Stated exercise
Set down the data below without change, skipping the pictures it holds.

--- Start of Exercise material ---

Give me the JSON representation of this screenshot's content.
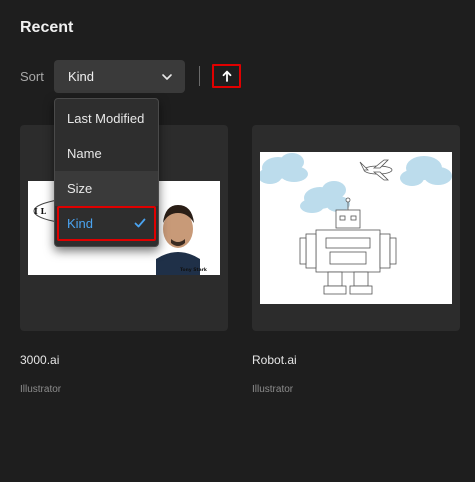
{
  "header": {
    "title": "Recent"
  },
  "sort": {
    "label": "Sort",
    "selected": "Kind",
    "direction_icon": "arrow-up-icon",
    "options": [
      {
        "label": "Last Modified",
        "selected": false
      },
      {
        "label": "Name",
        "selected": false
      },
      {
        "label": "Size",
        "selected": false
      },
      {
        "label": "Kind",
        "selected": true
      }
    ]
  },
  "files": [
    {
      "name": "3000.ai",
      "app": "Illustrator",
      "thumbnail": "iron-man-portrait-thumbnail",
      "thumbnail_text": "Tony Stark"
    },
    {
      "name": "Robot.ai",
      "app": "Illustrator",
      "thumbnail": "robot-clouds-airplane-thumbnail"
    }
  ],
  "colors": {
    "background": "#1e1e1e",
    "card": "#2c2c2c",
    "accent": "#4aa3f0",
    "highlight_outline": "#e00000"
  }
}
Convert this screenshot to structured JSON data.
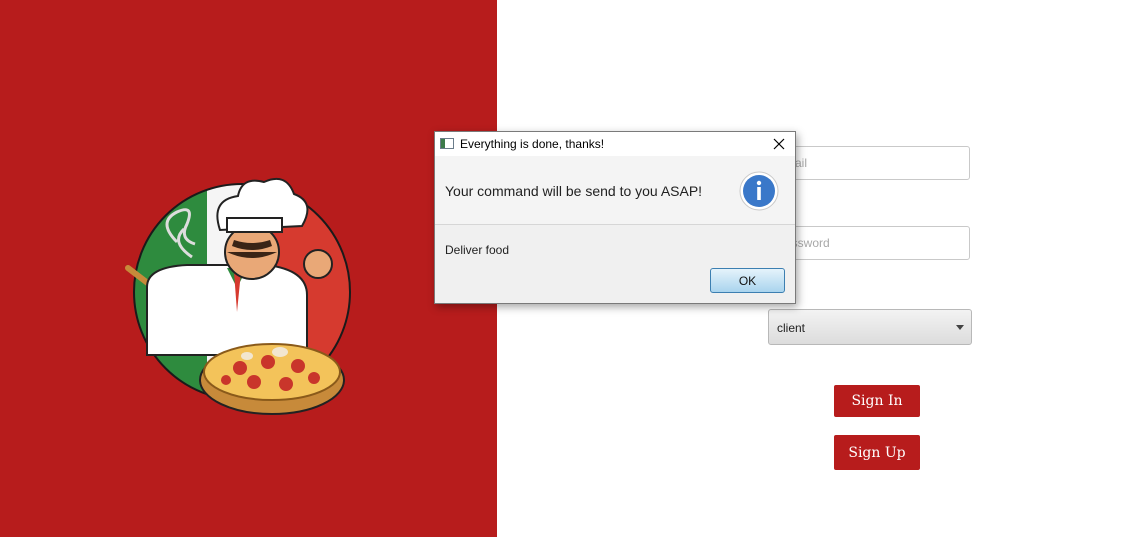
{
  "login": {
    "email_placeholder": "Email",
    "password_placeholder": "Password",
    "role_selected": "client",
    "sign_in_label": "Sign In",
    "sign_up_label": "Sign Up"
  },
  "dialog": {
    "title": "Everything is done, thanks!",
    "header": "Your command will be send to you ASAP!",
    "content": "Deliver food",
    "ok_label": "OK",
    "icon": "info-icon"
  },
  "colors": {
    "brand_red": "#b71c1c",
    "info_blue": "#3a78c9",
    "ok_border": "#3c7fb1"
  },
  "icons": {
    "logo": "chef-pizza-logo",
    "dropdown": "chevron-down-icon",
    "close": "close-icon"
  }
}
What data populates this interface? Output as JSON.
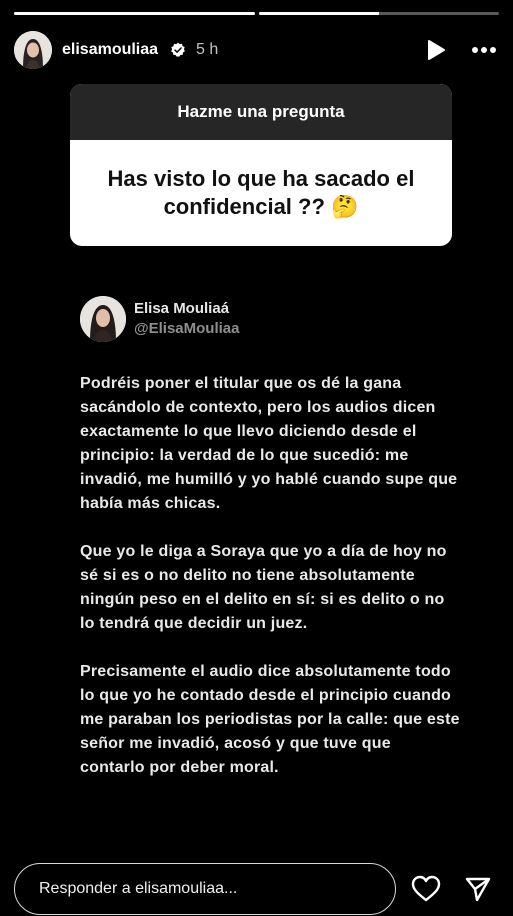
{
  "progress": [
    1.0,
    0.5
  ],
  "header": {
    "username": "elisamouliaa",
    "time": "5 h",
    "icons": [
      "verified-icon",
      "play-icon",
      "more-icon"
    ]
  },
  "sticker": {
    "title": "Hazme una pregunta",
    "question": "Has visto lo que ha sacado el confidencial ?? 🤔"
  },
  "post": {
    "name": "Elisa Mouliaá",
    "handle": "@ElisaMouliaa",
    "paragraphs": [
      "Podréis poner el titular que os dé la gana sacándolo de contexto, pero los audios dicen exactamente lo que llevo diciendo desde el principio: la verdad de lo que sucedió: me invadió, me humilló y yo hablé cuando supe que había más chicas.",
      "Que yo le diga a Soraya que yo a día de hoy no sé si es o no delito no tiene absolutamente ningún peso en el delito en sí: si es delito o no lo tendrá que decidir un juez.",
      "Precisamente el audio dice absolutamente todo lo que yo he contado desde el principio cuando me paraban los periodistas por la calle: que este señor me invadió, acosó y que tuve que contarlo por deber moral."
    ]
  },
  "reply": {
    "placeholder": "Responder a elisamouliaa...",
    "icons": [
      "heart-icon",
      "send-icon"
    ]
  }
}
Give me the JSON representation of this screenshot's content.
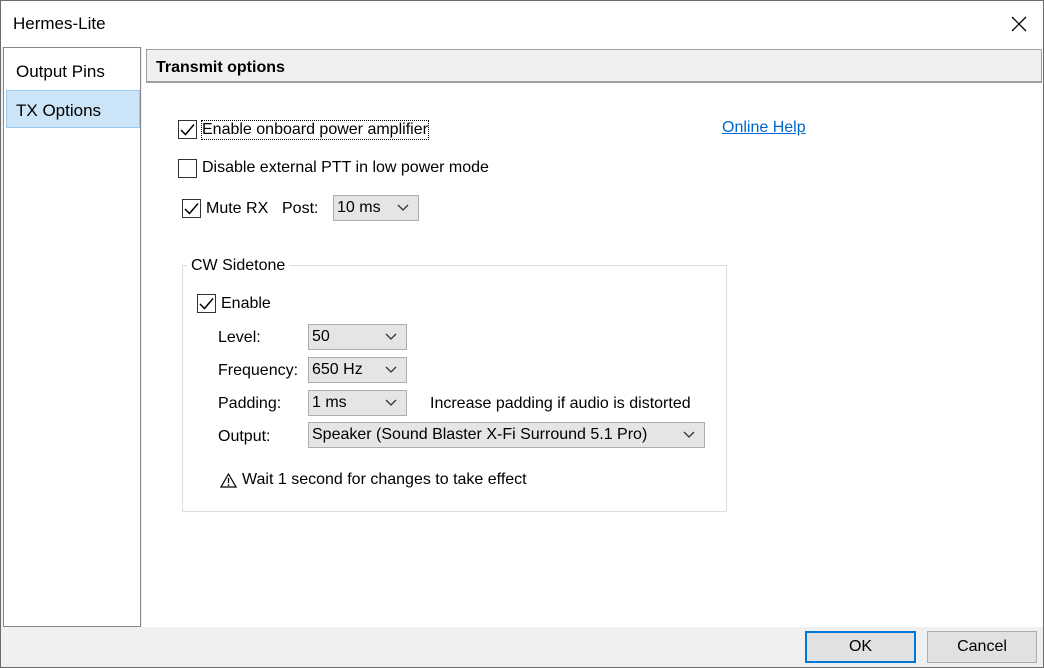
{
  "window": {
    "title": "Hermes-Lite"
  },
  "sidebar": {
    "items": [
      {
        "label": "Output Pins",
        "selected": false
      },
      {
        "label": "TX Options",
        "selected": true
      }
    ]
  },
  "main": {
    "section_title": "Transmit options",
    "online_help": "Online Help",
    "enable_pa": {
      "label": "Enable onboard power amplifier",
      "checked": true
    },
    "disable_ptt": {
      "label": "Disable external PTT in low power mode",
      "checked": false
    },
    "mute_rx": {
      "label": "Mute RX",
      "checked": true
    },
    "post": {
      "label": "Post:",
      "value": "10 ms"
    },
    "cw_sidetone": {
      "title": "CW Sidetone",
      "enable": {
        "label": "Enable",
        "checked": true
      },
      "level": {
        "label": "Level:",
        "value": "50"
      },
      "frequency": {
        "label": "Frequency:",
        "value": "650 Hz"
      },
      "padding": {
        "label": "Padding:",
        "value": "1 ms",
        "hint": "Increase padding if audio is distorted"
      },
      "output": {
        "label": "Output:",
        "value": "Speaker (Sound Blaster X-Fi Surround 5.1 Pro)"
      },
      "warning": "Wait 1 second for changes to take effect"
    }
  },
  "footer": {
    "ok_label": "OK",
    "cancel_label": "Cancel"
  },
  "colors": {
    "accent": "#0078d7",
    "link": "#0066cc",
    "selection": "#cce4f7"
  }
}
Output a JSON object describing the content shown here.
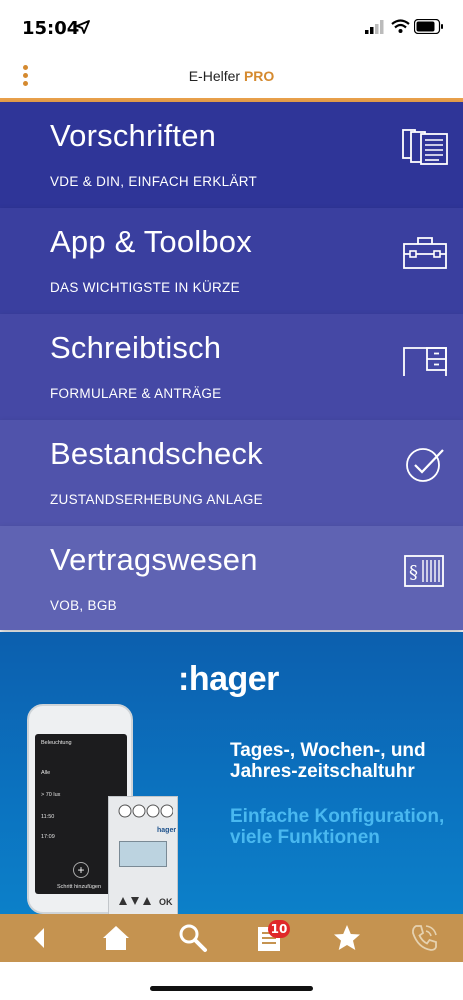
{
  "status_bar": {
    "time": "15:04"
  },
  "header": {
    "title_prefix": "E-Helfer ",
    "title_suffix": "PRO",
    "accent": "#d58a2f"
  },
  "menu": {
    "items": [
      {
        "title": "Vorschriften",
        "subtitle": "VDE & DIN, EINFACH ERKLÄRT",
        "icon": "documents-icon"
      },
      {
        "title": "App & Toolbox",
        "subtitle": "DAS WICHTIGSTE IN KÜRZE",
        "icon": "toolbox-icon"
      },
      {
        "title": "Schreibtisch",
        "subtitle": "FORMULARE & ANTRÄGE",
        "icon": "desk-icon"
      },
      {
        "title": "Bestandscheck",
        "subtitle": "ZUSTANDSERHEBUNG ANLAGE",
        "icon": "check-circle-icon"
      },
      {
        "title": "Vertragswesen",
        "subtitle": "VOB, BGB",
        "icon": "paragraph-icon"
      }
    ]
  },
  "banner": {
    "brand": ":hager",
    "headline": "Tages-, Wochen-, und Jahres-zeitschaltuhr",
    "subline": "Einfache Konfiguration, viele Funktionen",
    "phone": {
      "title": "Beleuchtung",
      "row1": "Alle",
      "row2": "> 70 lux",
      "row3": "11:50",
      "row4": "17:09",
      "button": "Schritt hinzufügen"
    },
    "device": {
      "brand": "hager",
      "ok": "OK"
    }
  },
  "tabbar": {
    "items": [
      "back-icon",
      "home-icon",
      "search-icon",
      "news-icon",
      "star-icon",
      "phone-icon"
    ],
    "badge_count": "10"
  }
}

--- End of Exercise material ---

Task solution
Give me the JSON representation of this screenshot's content.
{
  "header": {
    "title": "Recent"
  },
  "sort": {
    "label": "Sort",
    "selected": "Kind",
    "direction_icon": "arrow-up-icon",
    "options": [
      {
        "label": "Last Modified",
        "selected": false
      },
      {
        "label": "Name",
        "selected": false
      },
      {
        "label": "Size",
        "selected": false
      },
      {
        "label": "Kind",
        "selected": true
      }
    ]
  },
  "files": [
    {
      "name": "3000.ai",
      "app": "Illustrator",
      "thumbnail": "iron-man-portrait-thumbnail",
      "thumbnail_text": "Tony Stark"
    },
    {
      "name": "Robot.ai",
      "app": "Illustrator",
      "thumbnail": "robot-clouds-airplane-thumbnail"
    }
  ],
  "colors": {
    "background": "#1e1e1e",
    "card": "#2c2c2c",
    "accent": "#4aa3f0",
    "highlight_outline": "#e00000"
  }
}
Convert this screenshot to structured JSON data.
{
  "login": {
    "email_placeholder": "Email",
    "password_placeholder": "Password",
    "role_selected": "client",
    "sign_in_label": "Sign In",
    "sign_up_label": "Sign Up"
  },
  "dialog": {
    "title": "Everything is done, thanks!",
    "header": "Your command will be send to you ASAP!",
    "content": "Deliver food",
    "ok_label": "OK",
    "icon": "info-icon"
  },
  "colors": {
    "brand_red": "#b71c1c",
    "info_blue": "#3a78c9",
    "ok_border": "#3c7fb1"
  },
  "icons": {
    "logo": "chef-pizza-logo",
    "dropdown": "chevron-down-icon",
    "close": "close-icon"
  }
}
What data populates this interface? Output as JSON.
{
  "progress": [
    1.0,
    0.5
  ],
  "header": {
    "username": "elisamouliaa",
    "time": "5 h",
    "icons": [
      "verified-icon",
      "play-icon",
      "more-icon"
    ]
  },
  "sticker": {
    "title": "Hazme una pregunta",
    "question": "Has visto lo que ha sacado el confidencial ?? 🤔"
  },
  "post": {
    "name": "Elisa Mouliaá",
    "handle": "@ElisaMouliaa",
    "paragraphs": [
      "Podréis poner el titular que os dé la gana sacándolo de contexto, pero los audios dicen exactamente lo que llevo diciendo desde el principio: la verdad de lo que sucedió: me invadió, me humilló y yo hablé cuando supe que había más chicas.",
      "Que yo le diga a Soraya que yo a día de hoy no sé si es o no delito no tiene absolutamente ningún peso en el delito en sí: si es delito o no lo tendrá que decidir un juez.",
      "Precisamente el audio dice absolutamente todo lo que yo he contado desde el principio cuando me paraban los periodistas por la calle: que este señor me invadió, acosó y que tuve que contarlo por deber moral."
    ]
  },
  "reply": {
    "placeholder": "Responder a elisamouliaa...",
    "icons": [
      "heart-icon",
      "send-icon"
    ]
  }
}
Give me the JSON representation of this screenshot's content.
{
  "window": {
    "title": "Hermes-Lite"
  },
  "sidebar": {
    "items": [
      {
        "label": "Output Pins",
        "selected": false
      },
      {
        "label": "TX Options",
        "selected": true
      }
    ]
  },
  "main": {
    "section_title": "Transmit options",
    "online_help": "Online Help",
    "enable_pa": {
      "label": "Enable onboard power amplifier",
      "checked": true
    },
    "disable_ptt": {
      "label": "Disable external PTT in low power mode",
      "checked": false
    },
    "mute_rx": {
      "label": "Mute RX",
      "checked": true
    },
    "post": {
      "label": "Post:",
      "value": "10 ms"
    },
    "cw_sidetone": {
      "title": "CW Sidetone",
      "enable": {
        "label": "Enable",
        "checked": true
      },
      "level": {
        "label": "Level:",
        "value": "50"
      },
      "frequency": {
        "label": "Frequency:",
        "value": "650 Hz"
      },
      "padding": {
        "label": "Padding:",
        "value": "1 ms",
        "hint": "Increase padding if audio is distorted"
      },
      "output": {
        "label": "Output:",
        "value": "Speaker (Sound Blaster X-Fi Surround 5.1 Pro)"
      },
      "warning": "Wait 1 second for changes to take effect"
    }
  },
  "footer": {
    "ok_label": "OK",
    "cancel_label": "Cancel"
  },
  "colors": {
    "accent": "#0078d7",
    "link": "#0066cc",
    "selection": "#cce4f7"
  }
}
Output a JSON object describing the content shown here.
{
  "status_bar": {
    "time": "15:04"
  },
  "header": {
    "title_prefix": "E-Helfer ",
    "title_suffix": "PRO",
    "accent": "#d58a2f"
  },
  "menu": {
    "items": [
      {
        "title": "Vorschriften",
        "subtitle": "VDE & DIN, EINFACH ERKLÄRT",
        "icon": "documents-icon"
      },
      {
        "title": "App & Toolbox",
        "subtitle": "DAS WICHTIGSTE IN KÜRZE",
        "icon": "toolbox-icon"
      },
      {
        "title": "Schreibtisch",
        "subtitle": "FORMULARE & ANTRÄGE",
        "icon": "desk-icon"
      },
      {
        "title": "Bestandscheck",
        "subtitle": "ZUSTANDSERHEBUNG ANLAGE",
        "icon": "check-circle-icon"
      },
      {
        "title": "Vertragswesen",
        "subtitle": "VOB, BGB",
        "icon": "paragraph-icon"
      }
    ]
  },
  "banner": {
    "brand": ":hager",
    "headline": "Tages-, Wochen-, und Jahres-zeitschaltuhr",
    "subline": "Einfache Konfiguration, viele Funktionen",
    "phone": {
      "title": "Beleuchtung",
      "row1": "Alle",
      "row2": "> 70 lux",
      "row3": "11:50",
      "row4": "17:09",
      "button": "Schritt hinzufügen"
    },
    "device": {
      "brand": "hager",
      "ok": "OK"
    }
  },
  "tabbar": {
    "items": [
      "back-icon",
      "home-icon",
      "search-icon",
      "news-icon",
      "star-icon",
      "phone-icon"
    ],
    "badge_count": "10"
  }
}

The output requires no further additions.